Retype the material word for word.

==============================

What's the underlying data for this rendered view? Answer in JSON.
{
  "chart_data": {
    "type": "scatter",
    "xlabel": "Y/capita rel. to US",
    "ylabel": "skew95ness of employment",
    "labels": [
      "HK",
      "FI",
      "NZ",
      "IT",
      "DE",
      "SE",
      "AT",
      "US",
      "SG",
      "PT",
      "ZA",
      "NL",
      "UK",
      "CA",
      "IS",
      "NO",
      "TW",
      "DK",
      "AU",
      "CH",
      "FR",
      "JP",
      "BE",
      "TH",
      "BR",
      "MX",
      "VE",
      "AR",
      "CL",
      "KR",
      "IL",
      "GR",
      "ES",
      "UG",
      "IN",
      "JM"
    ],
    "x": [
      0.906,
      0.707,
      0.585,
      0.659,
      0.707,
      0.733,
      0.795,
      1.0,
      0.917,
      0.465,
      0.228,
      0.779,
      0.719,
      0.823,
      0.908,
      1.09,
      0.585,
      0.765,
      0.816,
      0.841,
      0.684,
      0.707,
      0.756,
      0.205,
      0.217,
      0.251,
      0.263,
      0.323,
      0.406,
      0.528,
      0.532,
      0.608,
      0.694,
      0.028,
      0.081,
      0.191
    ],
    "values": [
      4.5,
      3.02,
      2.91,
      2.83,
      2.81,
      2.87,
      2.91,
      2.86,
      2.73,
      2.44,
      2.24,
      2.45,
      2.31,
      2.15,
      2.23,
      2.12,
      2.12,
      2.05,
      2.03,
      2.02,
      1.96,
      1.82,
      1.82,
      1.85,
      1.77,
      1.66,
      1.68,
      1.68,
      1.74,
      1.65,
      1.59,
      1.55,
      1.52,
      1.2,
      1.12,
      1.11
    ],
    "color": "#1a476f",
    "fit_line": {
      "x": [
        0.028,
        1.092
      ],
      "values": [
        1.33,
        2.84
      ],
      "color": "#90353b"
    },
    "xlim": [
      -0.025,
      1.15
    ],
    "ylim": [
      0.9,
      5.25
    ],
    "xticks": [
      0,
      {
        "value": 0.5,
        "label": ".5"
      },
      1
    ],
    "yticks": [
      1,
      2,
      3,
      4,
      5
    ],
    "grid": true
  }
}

==============================

§ **Exercise solution**:
What's the underlying data for this rendered view? Answer in JSON.
{
  "chart_data": {
    "type": "scatter",
    "xlabel": "Y/capita rel. to US",
    "ylabel": "skew95ness of employment",
    "labels": [
      "HK",
      "FI",
      "NZ",
      "IT",
      "DE",
      "SE",
      "AT",
      "US",
      "SG",
      "PT",
      "ZA",
      "NL",
      "UK",
      "CA",
      "IS",
      "NO",
      "TW",
      "DK",
      "AU",
      "CH",
      "FR",
      "JP",
      "BE",
      "TH",
      "BR",
      "MX",
      "VE",
      "AR",
      "CL",
      "KR",
      "IL",
      "GR",
      "ES",
      "UG",
      "IN",
      "JM"
    ],
    "x": [
      0.906,
      0.707,
      0.585,
      0.659,
      0.707,
      0.733,
      0.795,
      1.0,
      0.917,
      0.465,
      0.228,
      0.779,
      0.719,
      0.823,
      0.908,
      1.09,
      0.585,
      0.765,
      0.816,
      0.841,
      0.684,
      0.707,
      0.756,
      0.205,
      0.217,
      0.251,
      0.263,
      0.323,
      0.406,
      0.528,
      0.532,
      0.608,
      0.694,
      0.028,
      0.081,
      0.191
    ],
    "values": [
      4.5,
      3.02,
      2.91,
      2.83,
      2.81,
      2.87,
      2.91,
      2.86,
      2.73,
      2.44,
      2.24,
      2.45,
      2.31,
      2.15,
      2.23,
      2.12,
      2.12,
      2.05,
      2.03,
      2.02,
      1.96,
      1.82,
      1.82,
      1.85,
      1.77,
      1.66,
      1.68,
      1.68,
      1.74,
      1.65,
      1.59,
      1.55,
      1.52,
      1.2,
      1.12,
      1.11
    ],
    "color": "#1a476f",
    "fit_line": {
      "x": [
        0.028,
        1.092
      ],
      "values": [
        1.33,
        2.84
      ],
      "color": "#90353b"
    },
    "xlim": [
      -0.025,
      1.15
    ],
    "ylim": [
      0.9,
      5.25
    ],
    "xticks": [
      0,
      {
        "value": 0.5,
        "label": ".5"
      },
      1
    ],
    "yticks": [
      1,
      2,
      3,
      4,
      5
    ],
    "grid": true
  }
}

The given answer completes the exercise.